• [Work instructions]: Write the records out again exactly, leaving no images in.
---- Provided data
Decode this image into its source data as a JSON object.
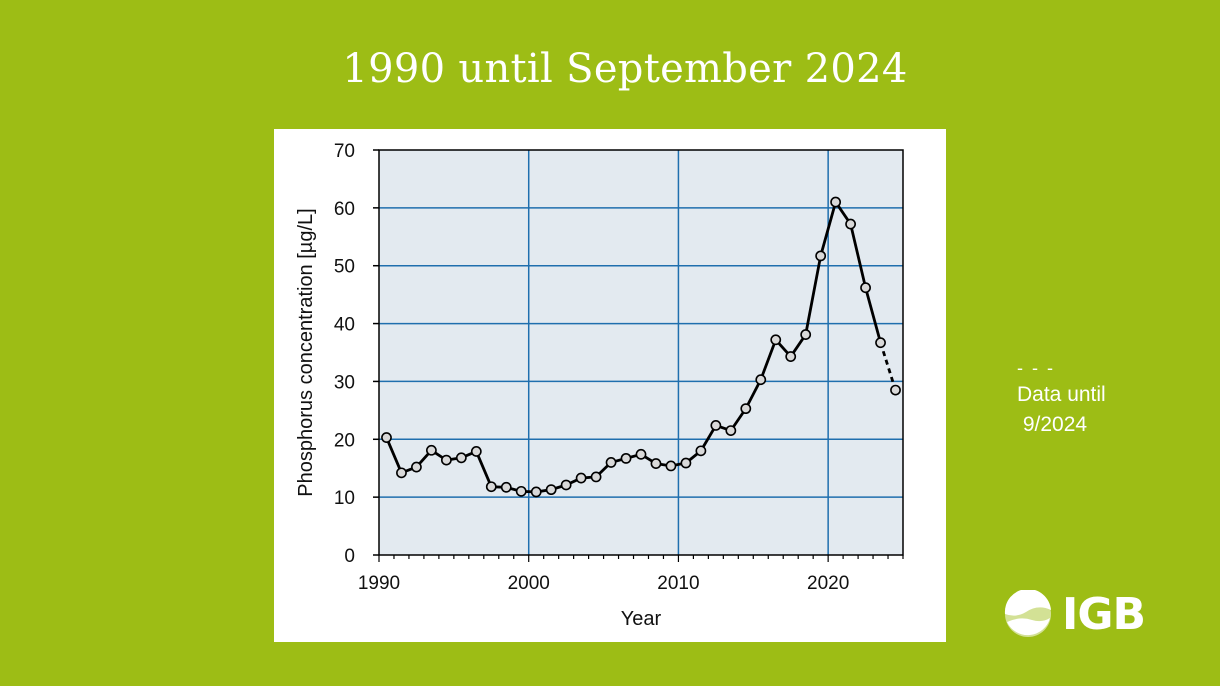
{
  "page": {
    "title": "1990 until September 2024",
    "note_dash": "- - -",
    "note_line1": "Data until",
    "note_line2": " 9/2024",
    "logo_text": "IGB"
  },
  "colors": {
    "background": "#9dbd15",
    "plot_background": "#e3eaf0",
    "gridline": "#1f6fae",
    "line": "#000000",
    "marker_fill": "#d9d9d9"
  },
  "chart_data": {
    "type": "line",
    "title": "",
    "xlabel": "Year",
    "ylabel": "Phosphorus concentration [µg/L]",
    "xlim": [
      1990,
      2025
    ],
    "ylim": [
      0,
      70
    ],
    "xticks": [
      1990,
      2000,
      2010,
      2020
    ],
    "yticks": [
      0,
      10,
      20,
      30,
      40,
      50,
      60,
      70
    ],
    "grid": true,
    "series": [
      {
        "x": [
          1990.5,
          1991.5,
          1992.5,
          1993.5,
          1994.5,
          1995.5,
          1996.5,
          1997.5,
          1998.5,
          1999.5,
          2000.5,
          2001.5,
          2002.5,
          2003.5,
          2004.5,
          2005.5,
          2006.5,
          2007.5,
          2008.5,
          2009.5,
          2010.5,
          2011.5,
          2012.5,
          2013.5,
          2014.5,
          2015.5,
          2016.5,
          2017.5,
          2018.5,
          2019.5,
          2020.5,
          2021.5,
          2022.5,
          2023.5,
          2024.5
        ],
        "y": [
          20.3,
          14.2,
          15.2,
          18.1,
          16.4,
          16.8,
          17.9,
          11.8,
          11.7,
          11.0,
          10.9,
          11.3,
          12.1,
          13.3,
          13.5,
          16.0,
          16.7,
          17.4,
          15.8,
          15.4,
          15.9,
          18.0,
          22.4,
          21.5,
          25.3,
          30.3,
          37.2,
          34.3,
          38.1,
          51.7,
          61.0,
          57.2,
          46.2,
          36.7,
          28.5
        ],
        "dashed_last_segment": true
      }
    ]
  }
}
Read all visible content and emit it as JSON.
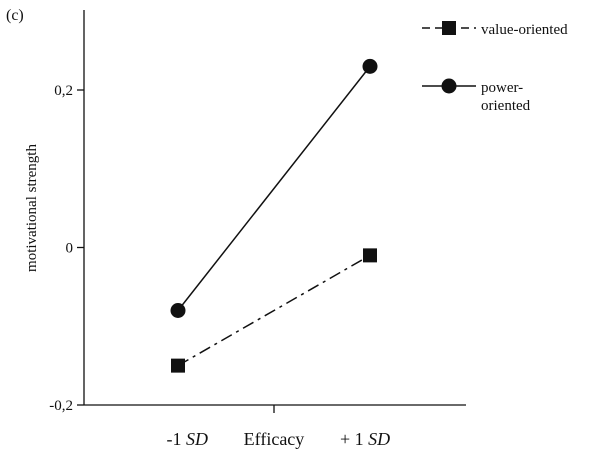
{
  "panel_label": "(c)",
  "chart_data": {
    "type": "line",
    "title": "",
    "xlabel": "Efficacy",
    "ylabel": "motivational strength",
    "categories": [
      {
        "main": "-1 ",
        "italic": "SD"
      },
      {
        "main": "+ 1 ",
        "italic": "SD"
      }
    ],
    "yticks": [
      "-0,2",
      "0",
      "0,2"
    ],
    "ytick_values": [
      -0.2,
      0,
      0.2
    ],
    "ylim": [
      -0.2,
      0.2
    ],
    "grid": false,
    "legend_position": "top-right",
    "series": [
      {
        "name": "value-oriented",
        "legend_lines": [
          "value-oriented"
        ],
        "values": [
          -0.15,
          -0.01
        ],
        "marker": "square",
        "line_style": "dash-dot",
        "color": "#111111"
      },
      {
        "name": "power-oriented",
        "legend_lines": [
          "power-",
          "oriented"
        ],
        "values": [
          -0.08,
          0.23
        ],
        "marker": "circle",
        "line_style": "solid",
        "color": "#111111"
      }
    ]
  }
}
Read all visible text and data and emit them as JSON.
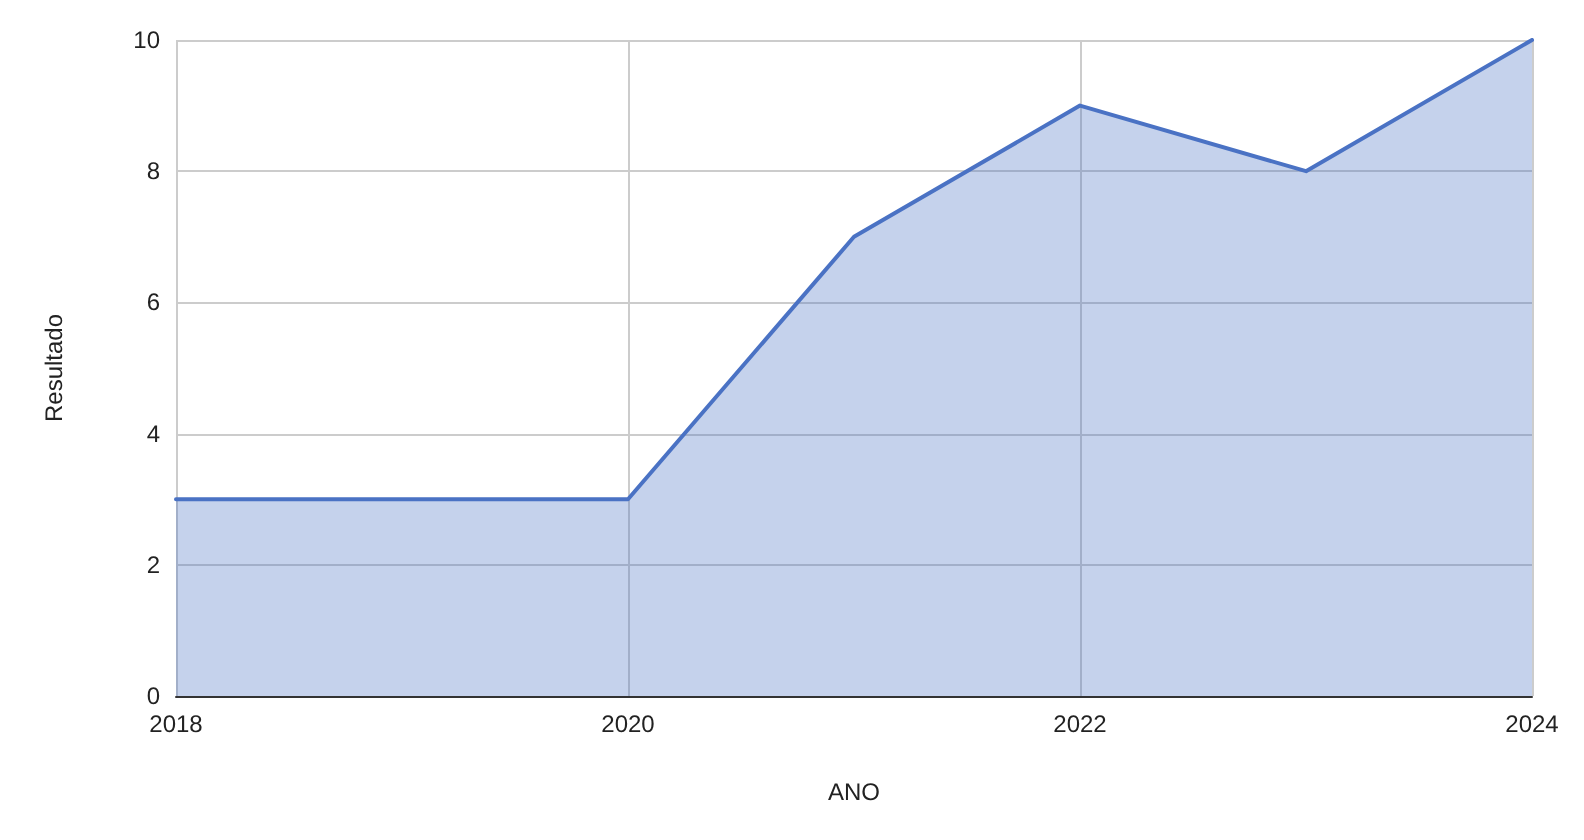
{
  "chart_data": {
    "type": "area",
    "xlabel": "ANO",
    "ylabel": "Resultado",
    "x": [
      2018,
      2019,
      2020,
      2021,
      2022,
      2023,
      2024
    ],
    "series": [
      {
        "color": "#4a72c4",
        "values": [
          3,
          3,
          3,
          7,
          9,
          8,
          10
        ]
      }
    ],
    "xlim": [
      2018,
      2024
    ],
    "xticks": [
      2018,
      2020,
      2022,
      2024
    ],
    "ylim": [
      0,
      10
    ],
    "yticks": [
      0,
      2,
      4,
      6,
      8,
      10
    ],
    "grid": true,
    "marker": "none",
    "line_style": "solid"
  }
}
--------
• [Final result]:
Decode this image into its source data as a JSON object.
{
  "page": {
    "title": "1990 until September 2024",
    "note_dash": "- - -",
    "note_line1": "Data until",
    "note_line2": " 9/2024",
    "logo_text": "IGB"
  },
  "colors": {
    "background": "#9dbd15",
    "plot_background": "#e3eaf0",
    "gridline": "#1f6fae",
    "line": "#000000",
    "marker_fill": "#d9d9d9"
  },
  "chart_data": {
    "type": "line",
    "title": "",
    "xlabel": "Year",
    "ylabel": "Phosphorus concentration [µg/L]",
    "xlim": [
      1990,
      2025
    ],
    "ylim": [
      0,
      70
    ],
    "xticks": [
      1990,
      2000,
      2010,
      2020
    ],
    "yticks": [
      0,
      10,
      20,
      30,
      40,
      50,
      60,
      70
    ],
    "grid": true,
    "series": [
      {
        "x": [
          1990.5,
          1991.5,
          1992.5,
          1993.5,
          1994.5,
          1995.5,
          1996.5,
          1997.5,
          1998.5,
          1999.5,
          2000.5,
          2001.5,
          2002.5,
          2003.5,
          2004.5,
          2005.5,
          2006.5,
          2007.5,
          2008.5,
          2009.5,
          2010.5,
          2011.5,
          2012.5,
          2013.5,
          2014.5,
          2015.5,
          2016.5,
          2017.5,
          2018.5,
          2019.5,
          2020.5,
          2021.5,
          2022.5,
          2023.5,
          2024.5
        ],
        "y": [
          20.3,
          14.2,
          15.2,
          18.1,
          16.4,
          16.8,
          17.9,
          11.8,
          11.7,
          11.0,
          10.9,
          11.3,
          12.1,
          13.3,
          13.5,
          16.0,
          16.7,
          17.4,
          15.8,
          15.4,
          15.9,
          18.0,
          22.4,
          21.5,
          25.3,
          30.3,
          37.2,
          34.3,
          38.1,
          51.7,
          61.0,
          57.2,
          46.2,
          36.7,
          28.5
        ],
        "dashed_last_segment": true
      }
    ]
  }
}
Read all visible content and emit it as JSON.
{
  "panel_label": "(c)",
  "chart_data": {
    "type": "line",
    "title": "",
    "xlabel": "Efficacy",
    "ylabel": "motivational strength",
    "categories": [
      {
        "main": "-1 ",
        "italic": "SD"
      },
      {
        "main": "+ 1 ",
        "italic": "SD"
      }
    ],
    "yticks": [
      "-0,2",
      "0",
      "0,2"
    ],
    "ytick_values": [
      -0.2,
      0,
      0.2
    ],
    "ylim": [
      -0.2,
      0.2
    ],
    "grid": false,
    "legend_position": "top-right",
    "series": [
      {
        "name": "value-oriented",
        "legend_lines": [
          "value-oriented"
        ],
        "values": [
          -0.15,
          -0.01
        ],
        "marker": "square",
        "line_style": "dash-dot",
        "color": "#111111"
      },
      {
        "name": "power-oriented",
        "legend_lines": [
          "power-",
          "oriented"
        ],
        "values": [
          -0.08,
          0.23
        ],
        "marker": "circle",
        "line_style": "solid",
        "color": "#111111"
      }
    ]
  }
}
Read all visible text and data and emit them as JSON.
{
  "chart_data": {
    "type": "area",
    "xlabel": "ANO",
    "ylabel": "Resultado",
    "x": [
      2018,
      2019,
      2020,
      2021,
      2022,
      2023,
      2024
    ],
    "series": [
      {
        "color": "#4a72c4",
        "values": [
          3,
          3,
          3,
          7,
          9,
          8,
          10
        ]
      }
    ],
    "xlim": [
      2018,
      2024
    ],
    "xticks": [
      2018,
      2020,
      2022,
      2024
    ],
    "ylim": [
      0,
      10
    ],
    "yticks": [
      0,
      2,
      4,
      6,
      8,
      10
    ],
    "grid": true,
    "marker": "none",
    "line_style": "solid"
  }
}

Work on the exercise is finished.